#### [Aim]
Every record should be copied exactly, except that pictures are to be omitted.

Dataset items:
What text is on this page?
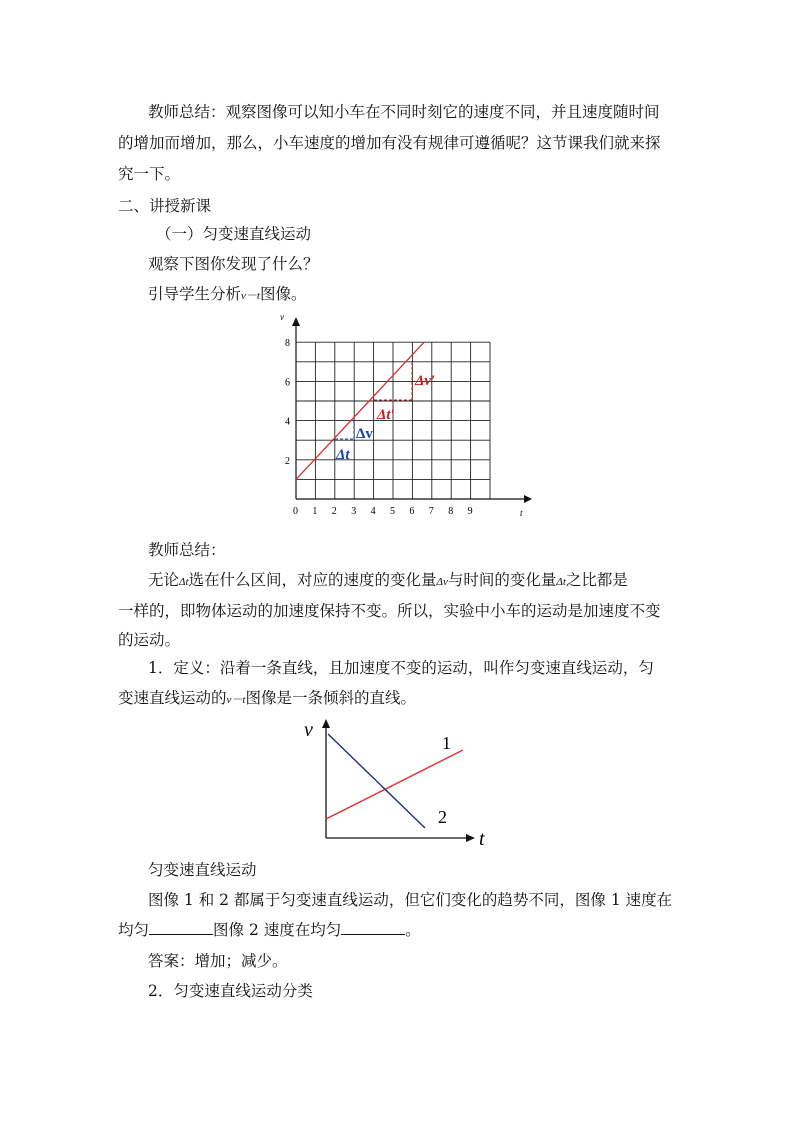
教师总结：观察图像可以知小车在不同时刻它的速度不同，并且速度随时间
的增加而增加，那么，小车速度的增加有没有规律可遵循呢？这节课我们就来探
究一下。
二、讲授新课
（一）匀变速直线运动
观察下图你发现了什么？
引导学生分析v－t图像。
v
t
0 1 2 3 4 5 6 7 8 9
2
4
6
8
Δv
Δt
Δv′
Δt′
教师总结：
无论Δt选在什么区间，对应的速度的变化量Δv与时间的变化量Δt之比都是
一样的，即物体运动的加速度保持不变。所以，实验中小车的运动是加速度不变
的运动。
1．定义：沿着一条直线，且加速度不变的运动，叫作匀变速直线运动，匀
变速直线运动的v－t图像是一条倾斜的直线。
v
t
1
2
匀变速直线运动
图像 1 和 2 都属于匀变速直线运动，但它们变化的趋势不同，图像 1 速度在
均匀	图像 2 速度在均匀	。
答案：增加；减少。
2．匀变速直线运动分类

#### [Task answer]
What text is on this page?
教师总结：观察图像可以知小车在不同时刻它的速度不同，并且速度随时间
的增加而增加，那么，小车速度的增加有没有规律可遵循呢？这节课我们就来探
究一下。
二、讲授新课
（一）匀变速直线运动
观察下图你发现了什么？
引导学生分析v－t图像。
v
t
0 1 2 3 4 5 6 7 8 9
2
4
6
8
Δv
Δt
Δv′
Δt′
教师总结：
无论Δt选在什么区间，对应的速度的变化量Δv与时间的变化量Δt之比都是
一样的，即物体运动的加速度保持不变。所以，实验中小车的运动是加速度不变
的运动。
1．定义：沿着一条直线，且加速度不变的运动，叫作匀变速直线运动，匀
变速直线运动的v－t图像是一条倾斜的直线。
v
t
1
2
匀变速直线运动
图像 1 和 2 都属于匀变速直线运动，但它们变化的趋势不同，图像 1 速度在
均匀	图像 2 速度在均匀	。
答案：增加；减少。
2．匀变速直线运动分类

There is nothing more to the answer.